» WRITTEN PROBLEM:
Copy everything in the data below exactly except the pictures.

» SUPPLIED INFORMATION:
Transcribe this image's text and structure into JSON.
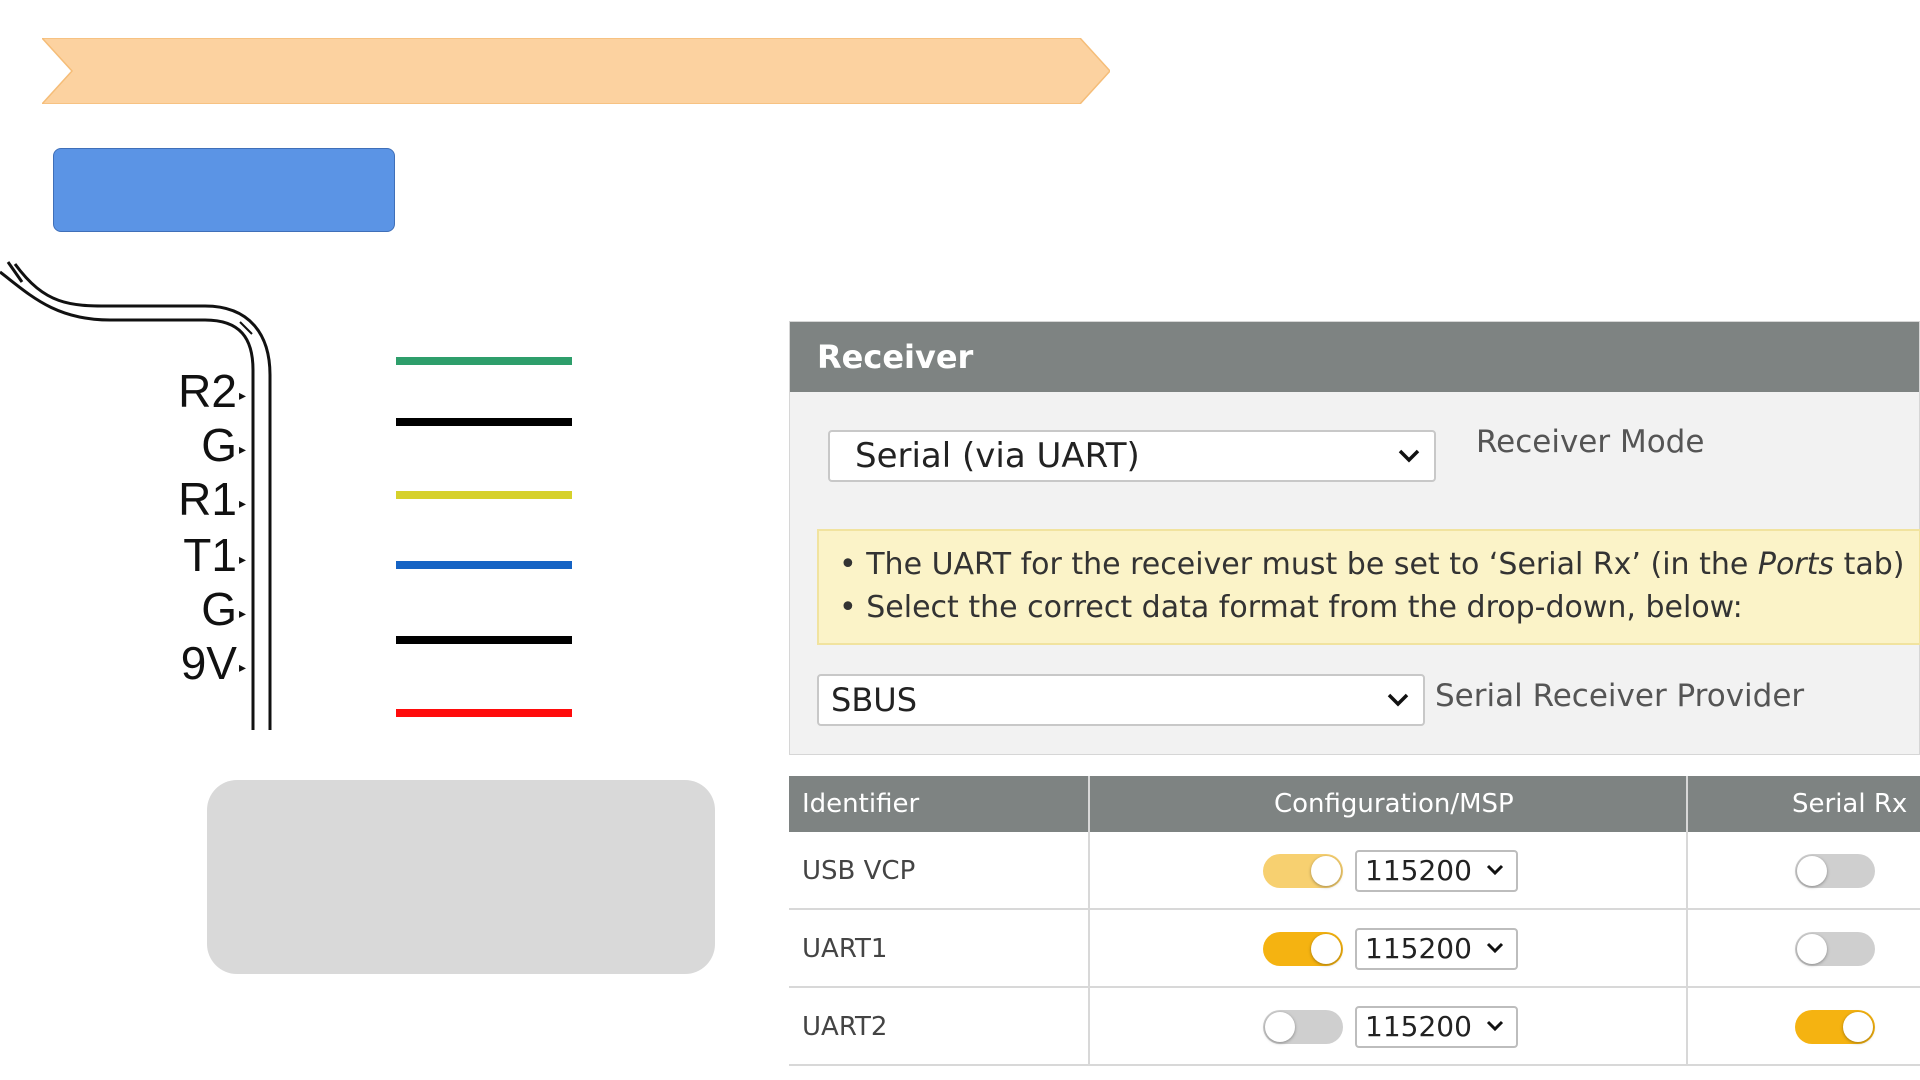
{
  "diagram": {
    "banner_color": "#fcd2a0",
    "blue_box_color": "#5b94e5",
    "gray_box_color": "#d9d9d9",
    "pins": [
      {
        "label": "R2",
        "arrow": "▸",
        "wire_color": "#2e9e6b"
      },
      {
        "label": "G",
        "arrow": "▸",
        "wire_color": "#000000"
      },
      {
        "label": "R1",
        "arrow": "▸",
        "wire_color": "#d6d12b"
      },
      {
        "label": "T1",
        "arrow": "▸",
        "wire_color": "#1563c4"
      },
      {
        "label": "G",
        "arrow": "▸",
        "wire_color": "#000000"
      },
      {
        "label": "9V",
        "arrow": "▸",
        "wire_color": "#ff0b0b"
      }
    ],
    "extra_wire_color": "#ff0b0b"
  },
  "receiver": {
    "title": "Receiver",
    "mode_value": "Serial (via UART)",
    "mode_label": "Receiver Mode",
    "notice_line1_pre": "• The UART for the receiver must be set to ‘Serial Rx’ (in the ",
    "notice_line1_em": "Ports",
    "notice_line1_post": " tab)",
    "notice_line2": "• Select the correct data format from the drop-down, below:",
    "provider_value": "SBUS",
    "provider_label": "Serial Receiver Provider"
  },
  "ports": {
    "headers": {
      "identifier": "Identifier",
      "config": "Configuration/MSP",
      "serial_rx": "Serial Rx"
    },
    "rows": [
      {
        "identifier": "USB VCP",
        "msp_on": true,
        "msp_faded": true,
        "baud": "115200",
        "serial_rx_on": false
      },
      {
        "identifier": "UART1",
        "msp_on": true,
        "msp_faded": false,
        "baud": "115200",
        "serial_rx_on": false
      },
      {
        "identifier": "UART2",
        "msp_on": false,
        "msp_faded": false,
        "baud": "115200",
        "serial_rx_on": true
      }
    ],
    "accent_color": "#f5b311"
  }
}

» ANSWER FOR THIS EXERCISE:
Transcribe this image's text and structure into JSON.
{
  "diagram": {
    "banner_color": "#fcd2a0",
    "blue_box_color": "#5b94e5",
    "gray_box_color": "#d9d9d9",
    "pins": [
      {
        "label": "R2",
        "arrow": "▸",
        "wire_color": "#2e9e6b"
      },
      {
        "label": "G",
        "arrow": "▸",
        "wire_color": "#000000"
      },
      {
        "label": "R1",
        "arrow": "▸",
        "wire_color": "#d6d12b"
      },
      {
        "label": "T1",
        "arrow": "▸",
        "wire_color": "#1563c4"
      },
      {
        "label": "G",
        "arrow": "▸",
        "wire_color": "#000000"
      },
      {
        "label": "9V",
        "arrow": "▸",
        "wire_color": "#ff0b0b"
      }
    ],
    "extra_wire_color": "#ff0b0b"
  },
  "receiver": {
    "title": "Receiver",
    "mode_value": "Serial (via UART)",
    "mode_label": "Receiver Mode",
    "notice_line1_pre": "• The UART for the receiver must be set to ‘Serial Rx’ (in the ",
    "notice_line1_em": "Ports",
    "notice_line1_post": " tab)",
    "notice_line2": "• Select the correct data format from the drop-down, below:",
    "provider_value": "SBUS",
    "provider_label": "Serial Receiver Provider"
  },
  "ports": {
    "headers": {
      "identifier": "Identifier",
      "config": "Configuration/MSP",
      "serial_rx": "Serial Rx"
    },
    "rows": [
      {
        "identifier": "USB VCP",
        "msp_on": true,
        "msp_faded": true,
        "baud": "115200",
        "serial_rx_on": false
      },
      {
        "identifier": "UART1",
        "msp_on": true,
        "msp_faded": false,
        "baud": "115200",
        "serial_rx_on": false
      },
      {
        "identifier": "UART2",
        "msp_on": false,
        "msp_faded": false,
        "baud": "115200",
        "serial_rx_on": true
      }
    ],
    "accent_color": "#f5b311"
  }
}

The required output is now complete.